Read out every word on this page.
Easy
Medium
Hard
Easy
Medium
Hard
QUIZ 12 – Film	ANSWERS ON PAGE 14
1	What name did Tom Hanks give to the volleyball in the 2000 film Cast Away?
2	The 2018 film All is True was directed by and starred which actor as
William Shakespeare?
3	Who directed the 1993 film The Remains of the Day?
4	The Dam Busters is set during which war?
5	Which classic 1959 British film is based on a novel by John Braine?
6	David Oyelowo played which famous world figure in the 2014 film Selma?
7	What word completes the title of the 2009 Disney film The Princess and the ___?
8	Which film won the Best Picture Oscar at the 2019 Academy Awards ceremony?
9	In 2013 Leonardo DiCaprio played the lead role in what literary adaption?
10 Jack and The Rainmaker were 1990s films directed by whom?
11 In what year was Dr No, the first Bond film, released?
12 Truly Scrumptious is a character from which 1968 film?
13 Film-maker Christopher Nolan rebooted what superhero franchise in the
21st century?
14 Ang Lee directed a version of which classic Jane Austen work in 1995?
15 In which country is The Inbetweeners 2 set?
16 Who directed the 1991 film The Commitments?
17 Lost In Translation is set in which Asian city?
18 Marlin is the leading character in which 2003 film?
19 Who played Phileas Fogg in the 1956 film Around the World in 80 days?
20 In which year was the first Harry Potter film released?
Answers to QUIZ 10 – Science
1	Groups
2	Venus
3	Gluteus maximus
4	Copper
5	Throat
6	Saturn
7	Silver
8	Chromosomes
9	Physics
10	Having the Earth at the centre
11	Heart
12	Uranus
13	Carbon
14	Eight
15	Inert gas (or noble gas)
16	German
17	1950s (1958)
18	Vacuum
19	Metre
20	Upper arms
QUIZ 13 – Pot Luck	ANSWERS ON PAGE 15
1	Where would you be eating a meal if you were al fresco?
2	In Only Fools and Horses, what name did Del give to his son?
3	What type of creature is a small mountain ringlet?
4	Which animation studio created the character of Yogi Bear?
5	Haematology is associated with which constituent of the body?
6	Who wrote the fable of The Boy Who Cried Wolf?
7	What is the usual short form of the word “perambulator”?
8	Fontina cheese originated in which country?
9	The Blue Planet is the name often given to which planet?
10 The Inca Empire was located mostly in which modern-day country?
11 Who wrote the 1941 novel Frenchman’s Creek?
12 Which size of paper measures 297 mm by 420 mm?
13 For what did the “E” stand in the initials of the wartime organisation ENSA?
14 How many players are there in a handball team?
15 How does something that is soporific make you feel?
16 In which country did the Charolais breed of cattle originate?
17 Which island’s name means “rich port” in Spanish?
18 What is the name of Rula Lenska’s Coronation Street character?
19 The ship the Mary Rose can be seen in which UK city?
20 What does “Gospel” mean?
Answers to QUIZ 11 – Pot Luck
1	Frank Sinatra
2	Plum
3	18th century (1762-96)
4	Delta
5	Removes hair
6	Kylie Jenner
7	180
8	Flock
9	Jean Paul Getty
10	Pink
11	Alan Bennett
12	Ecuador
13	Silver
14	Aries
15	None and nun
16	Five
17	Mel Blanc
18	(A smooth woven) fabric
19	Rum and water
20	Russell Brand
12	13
● ● ●
#### Objective
List all lines from the entries that include the word "novel".

#### Complete output
5	Which classic 1959 British film is based on a novel by John Braine?
11 Who wrote the 1941 novel Frenchman’s Creek?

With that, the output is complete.